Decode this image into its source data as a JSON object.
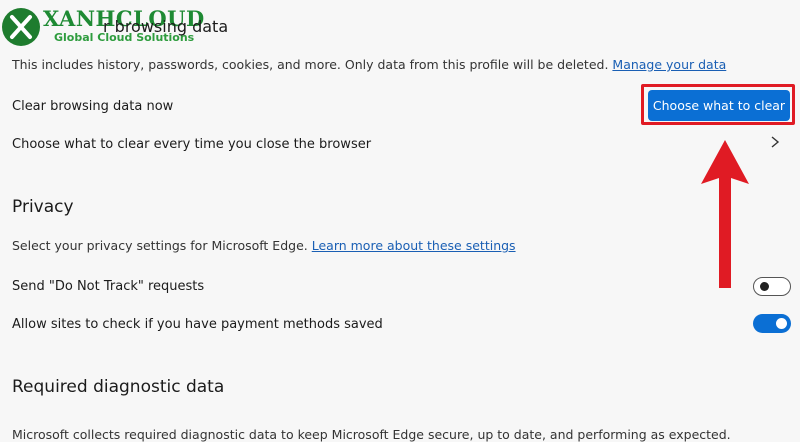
{
  "logo": {
    "name": "XANHCLOUD",
    "tagline": "Global Cloud Solutions"
  },
  "clear_browsing": {
    "title": "Clear browsing data",
    "title_visible": "r browsing data",
    "description": "This includes history, passwords, cookies, and more. Only data from this profile will be deleted.",
    "manage_link": "Manage your data",
    "clear_now_label": "Clear browsing data now",
    "clear_button": "Choose what to clear",
    "on_close_label": "Choose what to clear every time you close the browser"
  },
  "privacy": {
    "title": "Privacy",
    "description": "Select your privacy settings for Microsoft Edge.",
    "learn_link": "Learn more about these settings",
    "dnt_label": "Send \"Do Not Track\" requests",
    "dnt_on": false,
    "payment_label": "Allow sites to check if you have payment methods saved",
    "payment_on": true
  },
  "diagnostic": {
    "title": "Required diagnostic data",
    "description": "Microsoft collects required diagnostic data to keep Microsoft Edge secure, up to date, and performing as expected."
  },
  "colors": {
    "accent": "#0b6fd4",
    "highlight": "#e01b24",
    "logo_green": "#1e8a33"
  },
  "icons": {
    "chevron": "chevron-right-icon",
    "arrow": "red-up-arrow-icon"
  }
}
----
- [To do] Reproduce every entry exactly, but omit each picture.

- [Exercise response]
Decode this image into its source data as a JSON object.
{
  "logo": {
    "name": "XANHCLOUD",
    "tagline": "Global Cloud Solutions"
  },
  "clear_browsing": {
    "title": "Clear browsing data",
    "title_visible": "r browsing data",
    "description": "This includes history, passwords, cookies, and more. Only data from this profile will be deleted.",
    "manage_link": "Manage your data",
    "clear_now_label": "Clear browsing data now",
    "clear_button": "Choose what to clear",
    "on_close_label": "Choose what to clear every time you close the browser"
  },
  "privacy": {
    "title": "Privacy",
    "description": "Select your privacy settings for Microsoft Edge.",
    "learn_link": "Learn more about these settings",
    "dnt_label": "Send \"Do Not Track\" requests",
    "dnt_on": false,
    "payment_label": "Allow sites to check if you have payment methods saved",
    "payment_on": true
  },
  "diagnostic": {
    "title": "Required diagnostic data",
    "description": "Microsoft collects required diagnostic data to keep Microsoft Edge secure, up to date, and performing as expected."
  },
  "colors": {
    "accent": "#0b6fd4",
    "highlight": "#e01b24",
    "logo_green": "#1e8a33"
  },
  "icons": {
    "chevron": "chevron-right-icon",
    "arrow": "red-up-arrow-icon"
  }
}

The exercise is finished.